* TASK GOAL:
Below is a set of records. Repeat all of them exactly.

Data entries for graphics:
_ _ _ _ _
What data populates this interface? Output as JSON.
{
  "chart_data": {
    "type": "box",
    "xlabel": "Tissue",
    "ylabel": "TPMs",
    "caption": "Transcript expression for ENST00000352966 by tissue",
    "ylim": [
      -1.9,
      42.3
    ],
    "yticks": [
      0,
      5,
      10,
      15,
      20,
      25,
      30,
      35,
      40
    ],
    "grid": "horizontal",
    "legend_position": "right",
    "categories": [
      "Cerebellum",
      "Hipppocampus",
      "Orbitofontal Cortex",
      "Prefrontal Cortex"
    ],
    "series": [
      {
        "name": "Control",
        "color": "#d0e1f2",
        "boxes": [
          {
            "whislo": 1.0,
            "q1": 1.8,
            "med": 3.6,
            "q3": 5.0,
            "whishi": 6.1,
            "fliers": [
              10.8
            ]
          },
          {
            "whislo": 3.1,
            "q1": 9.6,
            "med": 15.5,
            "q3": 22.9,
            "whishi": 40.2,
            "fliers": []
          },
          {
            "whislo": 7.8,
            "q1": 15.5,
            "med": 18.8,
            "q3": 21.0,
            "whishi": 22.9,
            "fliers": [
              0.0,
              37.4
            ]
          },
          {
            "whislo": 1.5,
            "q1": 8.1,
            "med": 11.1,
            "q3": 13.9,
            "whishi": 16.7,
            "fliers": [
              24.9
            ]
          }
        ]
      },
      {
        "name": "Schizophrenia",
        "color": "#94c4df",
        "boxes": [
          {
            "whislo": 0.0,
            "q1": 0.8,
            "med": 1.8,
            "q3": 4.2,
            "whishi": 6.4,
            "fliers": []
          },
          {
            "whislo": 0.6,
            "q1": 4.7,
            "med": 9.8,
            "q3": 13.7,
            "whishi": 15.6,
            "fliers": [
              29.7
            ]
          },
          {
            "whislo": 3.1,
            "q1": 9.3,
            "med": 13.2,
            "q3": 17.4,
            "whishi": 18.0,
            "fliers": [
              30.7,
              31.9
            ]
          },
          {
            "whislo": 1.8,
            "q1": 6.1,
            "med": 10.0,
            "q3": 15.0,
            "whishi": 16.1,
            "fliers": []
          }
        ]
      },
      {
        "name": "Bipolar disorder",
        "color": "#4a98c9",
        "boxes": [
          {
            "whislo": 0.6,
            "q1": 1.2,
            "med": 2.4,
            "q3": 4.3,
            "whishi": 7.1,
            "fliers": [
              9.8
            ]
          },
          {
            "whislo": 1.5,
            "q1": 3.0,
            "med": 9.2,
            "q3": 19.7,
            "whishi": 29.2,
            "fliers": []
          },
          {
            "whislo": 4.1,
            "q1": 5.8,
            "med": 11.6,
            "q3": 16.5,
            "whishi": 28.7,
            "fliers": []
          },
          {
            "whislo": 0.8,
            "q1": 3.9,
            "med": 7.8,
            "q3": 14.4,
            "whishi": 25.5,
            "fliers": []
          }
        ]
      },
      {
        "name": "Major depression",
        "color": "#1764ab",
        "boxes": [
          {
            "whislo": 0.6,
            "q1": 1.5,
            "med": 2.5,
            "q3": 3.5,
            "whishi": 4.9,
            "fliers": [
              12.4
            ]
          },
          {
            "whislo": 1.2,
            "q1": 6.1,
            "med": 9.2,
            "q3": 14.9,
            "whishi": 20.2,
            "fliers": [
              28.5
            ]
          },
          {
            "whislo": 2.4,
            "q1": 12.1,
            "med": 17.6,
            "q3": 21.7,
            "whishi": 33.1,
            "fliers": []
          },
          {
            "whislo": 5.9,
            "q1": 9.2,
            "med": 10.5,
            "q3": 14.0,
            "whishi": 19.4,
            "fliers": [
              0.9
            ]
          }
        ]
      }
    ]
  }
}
_ _ _ _ _
* RESULT OF THIS EXERCISE:
What data populates this interface? Output as JSON.
{
  "chart_data": {
    "type": "box",
    "xlabel": "Tissue",
    "ylabel": "TPMs",
    "caption": "Transcript expression for ENST00000352966 by tissue",
    "ylim": [
      -1.9,
      42.3
    ],
    "yticks": [
      0,
      5,
      10,
      15,
      20,
      25,
      30,
      35,
      40
    ],
    "grid": "horizontal",
    "legend_position": "right",
    "categories": [
      "Cerebellum",
      "Hipppocampus",
      "Orbitofontal Cortex",
      "Prefrontal Cortex"
    ],
    "series": [
      {
        "name": "Control",
        "color": "#d0e1f2",
        "boxes": [
          {
            "whislo": 1.0,
            "q1": 1.8,
            "med": 3.6,
            "q3": 5.0,
            "whishi": 6.1,
            "fliers": [
              10.8
            ]
          },
          {
            "whislo": 3.1,
            "q1": 9.6,
            "med": 15.5,
            "q3": 22.9,
            "whishi": 40.2,
            "fliers": []
          },
          {
            "whislo": 7.8,
            "q1": 15.5,
            "med": 18.8,
            "q3": 21.0,
            "whishi": 22.9,
            "fliers": [
              0.0,
              37.4
            ]
          },
          {
            "whislo": 1.5,
            "q1": 8.1,
            "med": 11.1,
            "q3": 13.9,
            "whishi": 16.7,
            "fliers": [
              24.9
            ]
          }
        ]
      },
      {
        "name": "Schizophrenia",
        "color": "#94c4df",
        "boxes": [
          {
            "whislo": 0.0,
            "q1": 0.8,
            "med": 1.8,
            "q3": 4.2,
            "whishi": 6.4,
            "fliers": []
          },
          {
            "whislo": 0.6,
            "q1": 4.7,
            "med": 9.8,
            "q3": 13.7,
            "whishi": 15.6,
            "fliers": [
              29.7
            ]
          },
          {
            "whislo": 3.1,
            "q1": 9.3,
            "med": 13.2,
            "q3": 17.4,
            "whishi": 18.0,
            "fliers": [
              30.7,
              31.9
            ]
          },
          {
            "whislo": 1.8,
            "q1": 6.1,
            "med": 10.0,
            "q3": 15.0,
            "whishi": 16.1,
            "fliers": []
          }
        ]
      },
      {
        "name": "Bipolar disorder",
        "color": "#4a98c9",
        "boxes": [
          {
            "whislo": 0.6,
            "q1": 1.2,
            "med": 2.4,
            "q3": 4.3,
            "whishi": 7.1,
            "fliers": [
              9.8
            ]
          },
          {
            "whislo": 1.5,
            "q1": 3.0,
            "med": 9.2,
            "q3": 19.7,
            "whishi": 29.2,
            "fliers": []
          },
          {
            "whislo": 4.1,
            "q1": 5.8,
            "med": 11.6,
            "q3": 16.5,
            "whishi": 28.7,
            "fliers": []
          },
          {
            "whislo": 0.8,
            "q1": 3.9,
            "med": 7.8,
            "q3": 14.4,
            "whishi": 25.5,
            "fliers": []
          }
        ]
      },
      {
        "name": "Major depression",
        "color": "#1764ab",
        "boxes": [
          {
            "whislo": 0.6,
            "q1": 1.5,
            "med": 2.5,
            "q3": 3.5,
            "whishi": 4.9,
            "fliers": [
              12.4
            ]
          },
          {
            "whislo": 1.2,
            "q1": 6.1,
            "med": 9.2,
            "q3": 14.9,
            "whishi": 20.2,
            "fliers": [
              28.5
            ]
          },
          {
            "whislo": 2.4,
            "q1": 12.1,
            "med": 17.6,
            "q3": 21.7,
            "whishi": 33.1,
            "fliers": []
          },
          {
            "whislo": 5.9,
            "q1": 9.2,
            "med": 10.5,
            "q3": 14.0,
            "whishi": 19.4,
            "fliers": [
              0.9
            ]
          }
        ]
      }
    ]
  }
}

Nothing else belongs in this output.